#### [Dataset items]
• • •
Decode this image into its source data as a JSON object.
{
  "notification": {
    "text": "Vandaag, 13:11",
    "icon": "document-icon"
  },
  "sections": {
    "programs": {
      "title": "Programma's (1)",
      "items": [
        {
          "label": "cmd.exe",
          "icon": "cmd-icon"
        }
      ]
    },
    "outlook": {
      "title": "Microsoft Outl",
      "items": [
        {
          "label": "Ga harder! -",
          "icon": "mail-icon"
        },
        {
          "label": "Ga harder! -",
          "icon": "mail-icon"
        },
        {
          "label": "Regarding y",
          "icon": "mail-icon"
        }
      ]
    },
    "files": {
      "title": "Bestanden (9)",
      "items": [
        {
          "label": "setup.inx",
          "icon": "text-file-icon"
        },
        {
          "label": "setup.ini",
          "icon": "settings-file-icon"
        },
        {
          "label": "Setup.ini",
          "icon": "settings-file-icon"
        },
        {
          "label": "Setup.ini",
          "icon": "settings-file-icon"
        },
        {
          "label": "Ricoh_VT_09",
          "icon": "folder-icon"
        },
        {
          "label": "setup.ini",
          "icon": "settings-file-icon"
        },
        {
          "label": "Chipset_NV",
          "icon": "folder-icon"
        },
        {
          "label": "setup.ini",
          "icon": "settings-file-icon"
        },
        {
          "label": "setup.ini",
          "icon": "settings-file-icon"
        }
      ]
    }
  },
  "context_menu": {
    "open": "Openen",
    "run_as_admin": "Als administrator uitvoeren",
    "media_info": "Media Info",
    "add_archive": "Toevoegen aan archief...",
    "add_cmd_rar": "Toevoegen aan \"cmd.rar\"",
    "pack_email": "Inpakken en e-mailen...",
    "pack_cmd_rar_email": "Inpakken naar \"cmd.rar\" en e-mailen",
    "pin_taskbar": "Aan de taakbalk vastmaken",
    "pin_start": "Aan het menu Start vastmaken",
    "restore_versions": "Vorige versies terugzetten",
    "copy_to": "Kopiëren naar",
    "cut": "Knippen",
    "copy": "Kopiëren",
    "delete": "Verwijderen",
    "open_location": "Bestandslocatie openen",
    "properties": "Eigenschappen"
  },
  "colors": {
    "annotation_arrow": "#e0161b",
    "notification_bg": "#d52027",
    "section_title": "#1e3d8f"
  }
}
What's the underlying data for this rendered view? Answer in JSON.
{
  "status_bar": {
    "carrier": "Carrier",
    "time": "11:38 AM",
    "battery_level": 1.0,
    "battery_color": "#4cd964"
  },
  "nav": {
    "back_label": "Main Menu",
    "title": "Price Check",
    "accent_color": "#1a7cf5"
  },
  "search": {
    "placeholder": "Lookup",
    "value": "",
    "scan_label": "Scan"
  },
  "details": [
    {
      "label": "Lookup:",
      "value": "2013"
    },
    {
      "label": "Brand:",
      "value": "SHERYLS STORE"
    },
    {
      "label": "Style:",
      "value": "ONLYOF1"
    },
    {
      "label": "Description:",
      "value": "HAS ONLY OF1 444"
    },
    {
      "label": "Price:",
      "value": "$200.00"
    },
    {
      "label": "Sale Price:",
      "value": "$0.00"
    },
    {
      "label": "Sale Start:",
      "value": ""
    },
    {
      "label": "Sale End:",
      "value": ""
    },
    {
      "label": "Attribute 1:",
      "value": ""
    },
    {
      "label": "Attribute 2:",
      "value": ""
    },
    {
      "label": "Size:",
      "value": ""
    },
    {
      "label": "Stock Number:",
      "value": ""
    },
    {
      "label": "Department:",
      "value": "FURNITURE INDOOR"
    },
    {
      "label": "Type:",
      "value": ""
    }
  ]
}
• • •
#### [Your instructions]
Copy out each line of the data containing the string "Inpakken".

#### [Expected output]
    "pack_email": "Inpakken en e-mailen...",
    "pack_cmd_rar_email": "Inpakken naar \"cmd.rar\" en e-mailen",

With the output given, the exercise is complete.